AIM OF THE EXERCISE ▸ Without the pictures, copy all the entries below exactly.
━━ RAW RECORDS
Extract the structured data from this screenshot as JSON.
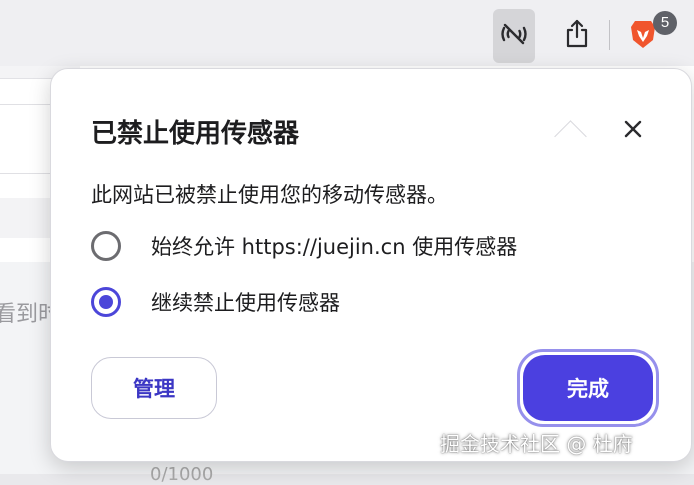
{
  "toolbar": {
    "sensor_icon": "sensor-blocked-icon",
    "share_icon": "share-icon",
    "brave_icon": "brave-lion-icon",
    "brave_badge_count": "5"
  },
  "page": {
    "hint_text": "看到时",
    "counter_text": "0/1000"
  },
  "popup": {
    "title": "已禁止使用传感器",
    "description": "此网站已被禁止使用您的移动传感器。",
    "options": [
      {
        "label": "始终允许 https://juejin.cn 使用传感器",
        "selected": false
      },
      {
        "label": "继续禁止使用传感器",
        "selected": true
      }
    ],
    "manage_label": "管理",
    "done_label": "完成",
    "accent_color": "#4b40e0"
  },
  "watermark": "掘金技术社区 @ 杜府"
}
━━━━
EXPECTED ANSWER ▸
Extract the structured data from this screenshot as JSON.
{
  "toolbar": {
    "sensor_icon": "sensor-blocked-icon",
    "share_icon": "share-icon",
    "brave_icon": "brave-lion-icon",
    "brave_badge_count": "5"
  },
  "page": {
    "hint_text": "看到时",
    "counter_text": "0/1000"
  },
  "popup": {
    "title": "已禁止使用传感器",
    "description": "此网站已被禁止使用您的移动传感器。",
    "options": [
      {
        "label": "始终允许 https://juejin.cn 使用传感器",
        "selected": false
      },
      {
        "label": "继续禁止使用传感器",
        "selected": true
      }
    ],
    "manage_label": "管理",
    "done_label": "完成",
    "accent_color": "#4b40e0"
  },
  "watermark": "掘金技术社区 @ 杜府"
}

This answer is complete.